▶ [Given data]
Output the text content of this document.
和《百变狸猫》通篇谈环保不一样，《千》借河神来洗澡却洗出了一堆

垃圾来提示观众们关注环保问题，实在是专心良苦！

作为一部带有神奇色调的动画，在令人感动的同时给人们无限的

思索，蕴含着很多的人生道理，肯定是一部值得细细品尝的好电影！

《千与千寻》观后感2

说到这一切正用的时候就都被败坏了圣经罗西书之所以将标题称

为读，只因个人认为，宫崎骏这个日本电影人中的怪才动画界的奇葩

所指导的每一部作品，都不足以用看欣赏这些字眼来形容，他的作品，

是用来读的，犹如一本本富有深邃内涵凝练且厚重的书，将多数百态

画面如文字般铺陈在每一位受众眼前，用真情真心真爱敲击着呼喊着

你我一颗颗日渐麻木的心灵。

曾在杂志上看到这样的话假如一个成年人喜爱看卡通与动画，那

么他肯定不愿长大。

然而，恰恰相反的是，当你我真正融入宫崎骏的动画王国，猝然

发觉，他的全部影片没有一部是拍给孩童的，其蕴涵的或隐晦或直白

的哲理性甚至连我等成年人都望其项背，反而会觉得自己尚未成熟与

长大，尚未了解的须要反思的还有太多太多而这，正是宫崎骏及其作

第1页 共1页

▶ [What the exercise asks]
Reproduce every record, matching each line exactly.

▶ [Result of this exercise]
Output the text content of this document.
和《百变狸猫》通篇谈环保不一样，《千》借河神来洗澡却洗出了一堆

垃圾来提示观众们关注环保问题，实在是专心良苦！

作为一部带有神奇色调的动画，在令人感动的同时给人们无限的

思索，蕴含着很多的人生道理，肯定是一部值得细细品尝的好电影！

《千与千寻》观后感2

说到这一切正用的时候就都被败坏了圣经罗西书之所以将标题称

为读，只因个人认为，宫崎骏这个日本电影人中的怪才动画界的奇葩

所指导的每一部作品，都不足以用看欣赏这些字眼来形容，他的作品，

是用来读的，犹如一本本富有深邃内涵凝练且厚重的书，将多数百态

画面如文字般铺陈在每一位受众眼前，用真情真心真爱敲击着呼喊着

你我一颗颗日渐麻木的心灵。

曾在杂志上看到这样的话假如一个成年人喜爱看卡通与动画，那

么他肯定不愿长大。

然而，恰恰相反的是，当你我真正融入宫崎骏的动画王国，猝然

发觉，他的全部影片没有一部是拍给孩童的，其蕴涵的或隐晦或直白

的哲理性甚至连我等成年人都望其项背，反而会觉得自己尚未成熟与

长大，尚未了解的须要反思的还有太多太多而这，正是宫崎骏及其作

第1页 共1页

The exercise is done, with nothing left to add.